(Figure collection entries)
· · · · · · ·
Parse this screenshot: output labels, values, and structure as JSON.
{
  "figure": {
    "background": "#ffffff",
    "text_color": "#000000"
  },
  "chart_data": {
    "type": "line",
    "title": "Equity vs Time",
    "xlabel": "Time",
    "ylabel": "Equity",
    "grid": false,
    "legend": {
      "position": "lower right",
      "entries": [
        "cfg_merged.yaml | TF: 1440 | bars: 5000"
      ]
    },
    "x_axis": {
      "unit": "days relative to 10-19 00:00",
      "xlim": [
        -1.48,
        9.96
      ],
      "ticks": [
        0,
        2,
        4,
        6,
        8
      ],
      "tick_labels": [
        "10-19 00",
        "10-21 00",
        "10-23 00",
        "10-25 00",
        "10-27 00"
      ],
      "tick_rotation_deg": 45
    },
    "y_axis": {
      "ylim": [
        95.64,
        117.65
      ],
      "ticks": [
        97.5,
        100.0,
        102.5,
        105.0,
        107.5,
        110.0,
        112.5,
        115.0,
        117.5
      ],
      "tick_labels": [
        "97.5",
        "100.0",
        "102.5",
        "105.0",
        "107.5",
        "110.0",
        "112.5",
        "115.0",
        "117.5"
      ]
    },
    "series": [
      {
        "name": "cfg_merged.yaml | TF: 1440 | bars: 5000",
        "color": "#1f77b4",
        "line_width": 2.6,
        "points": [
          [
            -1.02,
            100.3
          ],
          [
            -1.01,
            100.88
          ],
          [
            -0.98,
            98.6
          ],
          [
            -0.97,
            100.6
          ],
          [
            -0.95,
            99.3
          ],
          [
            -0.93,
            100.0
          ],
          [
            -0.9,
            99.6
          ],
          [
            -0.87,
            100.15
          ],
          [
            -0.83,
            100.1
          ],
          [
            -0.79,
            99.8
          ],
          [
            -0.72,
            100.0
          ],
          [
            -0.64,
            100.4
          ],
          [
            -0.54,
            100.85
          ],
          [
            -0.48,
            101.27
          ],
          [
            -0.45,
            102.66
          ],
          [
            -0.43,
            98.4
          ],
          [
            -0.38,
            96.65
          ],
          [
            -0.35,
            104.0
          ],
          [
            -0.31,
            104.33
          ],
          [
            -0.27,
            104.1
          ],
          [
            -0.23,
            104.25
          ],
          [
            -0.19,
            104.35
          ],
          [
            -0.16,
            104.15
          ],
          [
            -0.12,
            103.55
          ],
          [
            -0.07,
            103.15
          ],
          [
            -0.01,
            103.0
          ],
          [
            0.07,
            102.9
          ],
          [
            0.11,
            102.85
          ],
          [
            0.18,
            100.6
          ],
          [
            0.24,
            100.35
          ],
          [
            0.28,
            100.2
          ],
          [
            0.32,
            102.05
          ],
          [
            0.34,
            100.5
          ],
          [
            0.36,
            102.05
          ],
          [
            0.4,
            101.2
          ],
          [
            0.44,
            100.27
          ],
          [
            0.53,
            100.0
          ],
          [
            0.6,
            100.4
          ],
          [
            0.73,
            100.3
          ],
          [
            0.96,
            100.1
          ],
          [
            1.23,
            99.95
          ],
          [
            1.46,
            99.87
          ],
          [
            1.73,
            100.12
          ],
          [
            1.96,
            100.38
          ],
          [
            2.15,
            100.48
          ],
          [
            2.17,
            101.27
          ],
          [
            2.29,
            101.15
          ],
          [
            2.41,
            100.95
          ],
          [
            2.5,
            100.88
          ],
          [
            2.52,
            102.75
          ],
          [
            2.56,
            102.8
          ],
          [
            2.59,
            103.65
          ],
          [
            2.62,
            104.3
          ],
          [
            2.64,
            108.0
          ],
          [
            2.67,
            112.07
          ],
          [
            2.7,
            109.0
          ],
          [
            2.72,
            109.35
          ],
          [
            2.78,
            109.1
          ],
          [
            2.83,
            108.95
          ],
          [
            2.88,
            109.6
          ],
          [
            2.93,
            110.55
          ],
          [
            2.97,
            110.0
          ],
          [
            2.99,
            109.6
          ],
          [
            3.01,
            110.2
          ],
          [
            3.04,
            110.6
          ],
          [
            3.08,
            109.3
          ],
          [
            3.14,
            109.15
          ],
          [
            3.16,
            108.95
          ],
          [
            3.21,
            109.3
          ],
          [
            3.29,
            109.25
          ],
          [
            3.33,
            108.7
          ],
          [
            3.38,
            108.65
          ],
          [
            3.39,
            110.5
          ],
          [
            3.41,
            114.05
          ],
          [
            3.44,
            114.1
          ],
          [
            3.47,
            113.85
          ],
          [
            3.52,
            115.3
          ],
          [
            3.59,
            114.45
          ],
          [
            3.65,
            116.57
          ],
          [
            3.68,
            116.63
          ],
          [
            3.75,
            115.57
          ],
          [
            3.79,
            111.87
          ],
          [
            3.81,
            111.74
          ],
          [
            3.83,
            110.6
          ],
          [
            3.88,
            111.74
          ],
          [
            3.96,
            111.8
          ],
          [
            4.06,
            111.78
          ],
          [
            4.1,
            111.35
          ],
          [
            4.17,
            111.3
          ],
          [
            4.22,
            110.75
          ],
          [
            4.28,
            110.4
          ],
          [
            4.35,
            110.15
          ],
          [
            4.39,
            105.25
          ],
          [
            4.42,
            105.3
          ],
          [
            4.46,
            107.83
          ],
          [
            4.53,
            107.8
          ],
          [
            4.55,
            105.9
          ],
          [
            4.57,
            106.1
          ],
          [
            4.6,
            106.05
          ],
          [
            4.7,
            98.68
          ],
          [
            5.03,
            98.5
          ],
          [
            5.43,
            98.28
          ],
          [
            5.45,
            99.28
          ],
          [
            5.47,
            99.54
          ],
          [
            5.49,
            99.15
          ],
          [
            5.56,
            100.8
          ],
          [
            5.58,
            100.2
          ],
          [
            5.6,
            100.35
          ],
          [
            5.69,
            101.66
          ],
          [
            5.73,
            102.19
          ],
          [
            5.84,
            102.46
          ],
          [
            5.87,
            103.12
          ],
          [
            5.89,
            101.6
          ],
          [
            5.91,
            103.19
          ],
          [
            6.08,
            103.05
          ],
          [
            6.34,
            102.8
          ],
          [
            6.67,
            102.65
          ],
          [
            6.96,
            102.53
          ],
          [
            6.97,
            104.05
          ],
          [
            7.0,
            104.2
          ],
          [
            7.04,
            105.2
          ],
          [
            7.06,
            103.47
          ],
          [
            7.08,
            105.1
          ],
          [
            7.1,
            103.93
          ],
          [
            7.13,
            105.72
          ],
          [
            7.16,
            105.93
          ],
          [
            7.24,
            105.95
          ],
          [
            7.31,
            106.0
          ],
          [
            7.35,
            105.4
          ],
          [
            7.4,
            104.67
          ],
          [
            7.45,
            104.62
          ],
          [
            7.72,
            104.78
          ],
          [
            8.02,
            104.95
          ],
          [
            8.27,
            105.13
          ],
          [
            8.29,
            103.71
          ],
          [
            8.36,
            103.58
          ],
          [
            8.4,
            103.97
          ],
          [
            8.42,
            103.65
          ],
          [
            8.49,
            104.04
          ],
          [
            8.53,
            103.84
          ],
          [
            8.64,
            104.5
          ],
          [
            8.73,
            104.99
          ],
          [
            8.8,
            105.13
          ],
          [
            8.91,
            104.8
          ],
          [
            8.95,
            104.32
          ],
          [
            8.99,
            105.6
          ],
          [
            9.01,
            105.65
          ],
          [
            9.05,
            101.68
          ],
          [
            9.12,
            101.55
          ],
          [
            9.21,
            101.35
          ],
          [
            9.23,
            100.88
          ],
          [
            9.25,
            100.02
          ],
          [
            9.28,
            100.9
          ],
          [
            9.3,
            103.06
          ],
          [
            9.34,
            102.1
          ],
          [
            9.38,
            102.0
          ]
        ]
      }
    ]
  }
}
· · · · · · ·
=== Problem statement ===
Retype the whole listing, matching it exactly.

=== The result ===
Parse this screenshot: output labels, values, and structure as JSON.
{
  "figure": {
    "background": "#ffffff",
    "text_color": "#000000"
  },
  "chart_data": {
    "type": "line",
    "title": "Equity vs Time",
    "xlabel": "Time",
    "ylabel": "Equity",
    "grid": false,
    "legend": {
      "position": "lower right",
      "entries": [
        "cfg_merged.yaml | TF: 1440 | bars: 5000"
      ]
    },
    "x_axis": {
      "unit": "days relative to 10-19 00:00",
      "xlim": [
        -1.48,
        9.96
      ],
      "ticks": [
        0,
        2,
        4,
        6,
        8
      ],
      "tick_labels": [
        "10-19 00",
        "10-21 00",
        "10-23 00",
        "10-25 00",
        "10-27 00"
      ],
      "tick_rotation_deg": 45
    },
    "y_axis": {
      "ylim": [
        95.64,
        117.65
      ],
      "ticks": [
        97.5,
        100.0,
        102.5,
        105.0,
        107.5,
        110.0,
        112.5,
        115.0,
        117.5
      ],
      "tick_labels": [
        "97.5",
        "100.0",
        "102.5",
        "105.0",
        "107.5",
        "110.0",
        "112.5",
        "115.0",
        "117.5"
      ]
    },
    "series": [
      {
        "name": "cfg_merged.yaml | TF: 1440 | bars: 5000",
        "color": "#1f77b4",
        "line_width": 2.6,
        "points": [
          [
            -1.02,
            100.3
          ],
          [
            -1.01,
            100.88
          ],
          [
            -0.98,
            98.6
          ],
          [
            -0.97,
            100.6
          ],
          [
            -0.95,
            99.3
          ],
          [
            -0.93,
            100.0
          ],
          [
            -0.9,
            99.6
          ],
          [
            -0.87,
            100.15
          ],
          [
            -0.83,
            100.1
          ],
          [
            -0.79,
            99.8
          ],
          [
            -0.72,
            100.0
          ],
          [
            -0.64,
            100.4
          ],
          [
            -0.54,
            100.85
          ],
          [
            -0.48,
            101.27
          ],
          [
            -0.45,
            102.66
          ],
          [
            -0.43,
            98.4
          ],
          [
            -0.38,
            96.65
          ],
          [
            -0.35,
            104.0
          ],
          [
            -0.31,
            104.33
          ],
          [
            -0.27,
            104.1
          ],
          [
            -0.23,
            104.25
          ],
          [
            -0.19,
            104.35
          ],
          [
            -0.16,
            104.15
          ],
          [
            -0.12,
            103.55
          ],
          [
            -0.07,
            103.15
          ],
          [
            -0.01,
            103.0
          ],
          [
            0.07,
            102.9
          ],
          [
            0.11,
            102.85
          ],
          [
            0.18,
            100.6
          ],
          [
            0.24,
            100.35
          ],
          [
            0.28,
            100.2
          ],
          [
            0.32,
            102.05
          ],
          [
            0.34,
            100.5
          ],
          [
            0.36,
            102.05
          ],
          [
            0.4,
            101.2
          ],
          [
            0.44,
            100.27
          ],
          [
            0.53,
            100.0
          ],
          [
            0.6,
            100.4
          ],
          [
            0.73,
            100.3
          ],
          [
            0.96,
            100.1
          ],
          [
            1.23,
            99.95
          ],
          [
            1.46,
            99.87
          ],
          [
            1.73,
            100.12
          ],
          [
            1.96,
            100.38
          ],
          [
            2.15,
            100.48
          ],
          [
            2.17,
            101.27
          ],
          [
            2.29,
            101.15
          ],
          [
            2.41,
            100.95
          ],
          [
            2.5,
            100.88
          ],
          [
            2.52,
            102.75
          ],
          [
            2.56,
            102.8
          ],
          [
            2.59,
            103.65
          ],
          [
            2.62,
            104.3
          ],
          [
            2.64,
            108.0
          ],
          [
            2.67,
            112.07
          ],
          [
            2.7,
            109.0
          ],
          [
            2.72,
            109.35
          ],
          [
            2.78,
            109.1
          ],
          [
            2.83,
            108.95
          ],
          [
            2.88,
            109.6
          ],
          [
            2.93,
            110.55
          ],
          [
            2.97,
            110.0
          ],
          [
            2.99,
            109.6
          ],
          [
            3.01,
            110.2
          ],
          [
            3.04,
            110.6
          ],
          [
            3.08,
            109.3
          ],
          [
            3.14,
            109.15
          ],
          [
            3.16,
            108.95
          ],
          [
            3.21,
            109.3
          ],
          [
            3.29,
            109.25
          ],
          [
            3.33,
            108.7
          ],
          [
            3.38,
            108.65
          ],
          [
            3.39,
            110.5
          ],
          [
            3.41,
            114.05
          ],
          [
            3.44,
            114.1
          ],
          [
            3.47,
            113.85
          ],
          [
            3.52,
            115.3
          ],
          [
            3.59,
            114.45
          ],
          [
            3.65,
            116.57
          ],
          [
            3.68,
            116.63
          ],
          [
            3.75,
            115.57
          ],
          [
            3.79,
            111.87
          ],
          [
            3.81,
            111.74
          ],
          [
            3.83,
            110.6
          ],
          [
            3.88,
            111.74
          ],
          [
            3.96,
            111.8
          ],
          [
            4.06,
            111.78
          ],
          [
            4.1,
            111.35
          ],
          [
            4.17,
            111.3
          ],
          [
            4.22,
            110.75
          ],
          [
            4.28,
            110.4
          ],
          [
            4.35,
            110.15
          ],
          [
            4.39,
            105.25
          ],
          [
            4.42,
            105.3
          ],
          [
            4.46,
            107.83
          ],
          [
            4.53,
            107.8
          ],
          [
            4.55,
            105.9
          ],
          [
            4.57,
            106.1
          ],
          [
            4.6,
            106.05
          ],
          [
            4.7,
            98.68
          ],
          [
            5.03,
            98.5
          ],
          [
            5.43,
            98.28
          ],
          [
            5.45,
            99.28
          ],
          [
            5.47,
            99.54
          ],
          [
            5.49,
            99.15
          ],
          [
            5.56,
            100.8
          ],
          [
            5.58,
            100.2
          ],
          [
            5.6,
            100.35
          ],
          [
            5.69,
            101.66
          ],
          [
            5.73,
            102.19
          ],
          [
            5.84,
            102.46
          ],
          [
            5.87,
            103.12
          ],
          [
            5.89,
            101.6
          ],
          [
            5.91,
            103.19
          ],
          [
            6.08,
            103.05
          ],
          [
            6.34,
            102.8
          ],
          [
            6.67,
            102.65
          ],
          [
            6.96,
            102.53
          ],
          [
            6.97,
            104.05
          ],
          [
            7.0,
            104.2
          ],
          [
            7.04,
            105.2
          ],
          [
            7.06,
            103.47
          ],
          [
            7.08,
            105.1
          ],
          [
            7.1,
            103.93
          ],
          [
            7.13,
            105.72
          ],
          [
            7.16,
            105.93
          ],
          [
            7.24,
            105.95
          ],
          [
            7.31,
            106.0
          ],
          [
            7.35,
            105.4
          ],
          [
            7.4,
            104.67
          ],
          [
            7.45,
            104.62
          ],
          [
            7.72,
            104.78
          ],
          [
            8.02,
            104.95
          ],
          [
            8.27,
            105.13
          ],
          [
            8.29,
            103.71
          ],
          [
            8.36,
            103.58
          ],
          [
            8.4,
            103.97
          ],
          [
            8.42,
            103.65
          ],
          [
            8.49,
            104.04
          ],
          [
            8.53,
            103.84
          ],
          [
            8.64,
            104.5
          ],
          [
            8.73,
            104.99
          ],
          [
            8.8,
            105.13
          ],
          [
            8.91,
            104.8
          ],
          [
            8.95,
            104.32
          ],
          [
            8.99,
            105.6
          ],
          [
            9.01,
            105.65
          ],
          [
            9.05,
            101.68
          ],
          [
            9.12,
            101.55
          ],
          [
            9.21,
            101.35
          ],
          [
            9.23,
            100.88
          ],
          [
            9.25,
            100.02
          ],
          [
            9.28,
            100.9
          ],
          [
            9.3,
            103.06
          ],
          [
            9.34,
            102.1
          ],
          [
            9.38,
            102.0
          ]
        ]
      }
    ]
  }
}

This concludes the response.